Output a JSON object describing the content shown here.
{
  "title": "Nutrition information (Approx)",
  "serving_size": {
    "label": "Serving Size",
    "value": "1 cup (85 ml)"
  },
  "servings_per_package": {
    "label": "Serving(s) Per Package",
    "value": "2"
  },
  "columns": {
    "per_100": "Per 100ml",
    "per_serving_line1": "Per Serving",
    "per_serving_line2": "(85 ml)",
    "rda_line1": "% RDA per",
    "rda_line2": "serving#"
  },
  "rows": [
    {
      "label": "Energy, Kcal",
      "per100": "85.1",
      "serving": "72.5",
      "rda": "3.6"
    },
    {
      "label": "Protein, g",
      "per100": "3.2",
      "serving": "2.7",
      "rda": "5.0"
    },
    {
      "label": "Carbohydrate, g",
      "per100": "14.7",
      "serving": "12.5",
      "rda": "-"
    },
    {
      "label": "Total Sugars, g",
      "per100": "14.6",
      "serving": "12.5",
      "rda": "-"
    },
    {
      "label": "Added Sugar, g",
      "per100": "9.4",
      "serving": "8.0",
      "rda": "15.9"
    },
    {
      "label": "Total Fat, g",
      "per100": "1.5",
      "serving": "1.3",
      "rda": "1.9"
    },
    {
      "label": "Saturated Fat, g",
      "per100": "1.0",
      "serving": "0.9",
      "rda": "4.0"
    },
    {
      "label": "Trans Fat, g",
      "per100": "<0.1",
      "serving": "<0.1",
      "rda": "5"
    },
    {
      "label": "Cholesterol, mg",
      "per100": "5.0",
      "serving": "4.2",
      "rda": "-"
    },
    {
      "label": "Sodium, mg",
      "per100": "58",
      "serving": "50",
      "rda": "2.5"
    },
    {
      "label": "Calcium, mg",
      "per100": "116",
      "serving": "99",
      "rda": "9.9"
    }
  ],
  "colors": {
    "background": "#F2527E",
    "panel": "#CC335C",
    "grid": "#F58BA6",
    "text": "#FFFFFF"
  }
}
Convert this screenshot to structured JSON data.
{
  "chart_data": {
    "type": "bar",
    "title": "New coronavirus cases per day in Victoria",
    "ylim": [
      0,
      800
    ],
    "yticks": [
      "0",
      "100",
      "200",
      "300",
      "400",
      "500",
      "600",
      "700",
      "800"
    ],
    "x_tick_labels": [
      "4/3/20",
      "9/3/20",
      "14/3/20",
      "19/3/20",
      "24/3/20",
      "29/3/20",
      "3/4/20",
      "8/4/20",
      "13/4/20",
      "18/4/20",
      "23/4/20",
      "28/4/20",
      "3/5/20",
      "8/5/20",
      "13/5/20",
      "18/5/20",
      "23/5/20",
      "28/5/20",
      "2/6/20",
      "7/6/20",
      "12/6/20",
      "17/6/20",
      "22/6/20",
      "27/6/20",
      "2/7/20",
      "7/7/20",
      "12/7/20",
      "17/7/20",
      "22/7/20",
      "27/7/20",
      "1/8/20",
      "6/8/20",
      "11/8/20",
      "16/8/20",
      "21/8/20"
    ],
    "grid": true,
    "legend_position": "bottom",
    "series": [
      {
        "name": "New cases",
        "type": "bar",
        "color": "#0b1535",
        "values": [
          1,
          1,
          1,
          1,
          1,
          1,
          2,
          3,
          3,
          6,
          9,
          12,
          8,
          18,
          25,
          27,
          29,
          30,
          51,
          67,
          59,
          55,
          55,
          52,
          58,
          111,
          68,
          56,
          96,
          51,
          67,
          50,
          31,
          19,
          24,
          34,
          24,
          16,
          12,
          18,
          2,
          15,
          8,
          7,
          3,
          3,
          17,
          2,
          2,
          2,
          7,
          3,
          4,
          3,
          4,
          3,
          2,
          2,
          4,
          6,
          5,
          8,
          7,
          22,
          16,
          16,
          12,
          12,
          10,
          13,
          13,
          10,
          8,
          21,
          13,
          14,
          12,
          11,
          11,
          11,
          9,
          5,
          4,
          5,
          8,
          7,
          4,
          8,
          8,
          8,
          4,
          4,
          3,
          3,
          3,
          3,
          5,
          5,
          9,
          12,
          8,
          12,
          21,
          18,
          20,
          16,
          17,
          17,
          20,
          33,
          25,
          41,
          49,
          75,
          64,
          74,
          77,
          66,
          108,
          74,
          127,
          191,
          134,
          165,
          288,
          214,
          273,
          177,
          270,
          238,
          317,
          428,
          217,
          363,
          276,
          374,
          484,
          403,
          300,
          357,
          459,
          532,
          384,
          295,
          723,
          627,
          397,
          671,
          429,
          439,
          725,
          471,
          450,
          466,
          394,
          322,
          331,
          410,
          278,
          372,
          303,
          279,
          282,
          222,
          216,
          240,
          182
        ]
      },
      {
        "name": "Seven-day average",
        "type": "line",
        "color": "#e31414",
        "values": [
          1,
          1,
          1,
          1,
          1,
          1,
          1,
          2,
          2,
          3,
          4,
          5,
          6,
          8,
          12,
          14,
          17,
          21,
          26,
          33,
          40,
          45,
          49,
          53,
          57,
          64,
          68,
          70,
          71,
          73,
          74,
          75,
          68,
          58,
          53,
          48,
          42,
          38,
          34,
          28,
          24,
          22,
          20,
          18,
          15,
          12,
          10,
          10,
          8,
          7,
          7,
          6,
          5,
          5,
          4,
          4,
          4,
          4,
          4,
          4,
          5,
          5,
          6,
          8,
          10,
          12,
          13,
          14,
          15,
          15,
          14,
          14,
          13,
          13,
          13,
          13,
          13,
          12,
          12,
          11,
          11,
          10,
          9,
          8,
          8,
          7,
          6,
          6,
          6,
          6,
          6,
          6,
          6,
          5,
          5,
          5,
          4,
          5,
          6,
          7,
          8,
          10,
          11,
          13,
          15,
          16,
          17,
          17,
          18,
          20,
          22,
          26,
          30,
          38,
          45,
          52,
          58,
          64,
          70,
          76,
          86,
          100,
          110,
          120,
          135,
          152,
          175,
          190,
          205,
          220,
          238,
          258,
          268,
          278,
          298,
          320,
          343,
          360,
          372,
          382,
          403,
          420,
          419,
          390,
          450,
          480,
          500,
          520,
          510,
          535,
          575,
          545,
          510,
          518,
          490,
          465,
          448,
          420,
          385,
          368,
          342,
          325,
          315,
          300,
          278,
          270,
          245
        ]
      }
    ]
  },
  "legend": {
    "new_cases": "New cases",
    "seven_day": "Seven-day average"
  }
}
◆ ◆ ◆
Activity =
Pull out each line of the listing that holds the string "title".

Exercise solution =
  "title": "Nutrition information (Approx)",
    "title": "New coronavirus cases per day in Victoria",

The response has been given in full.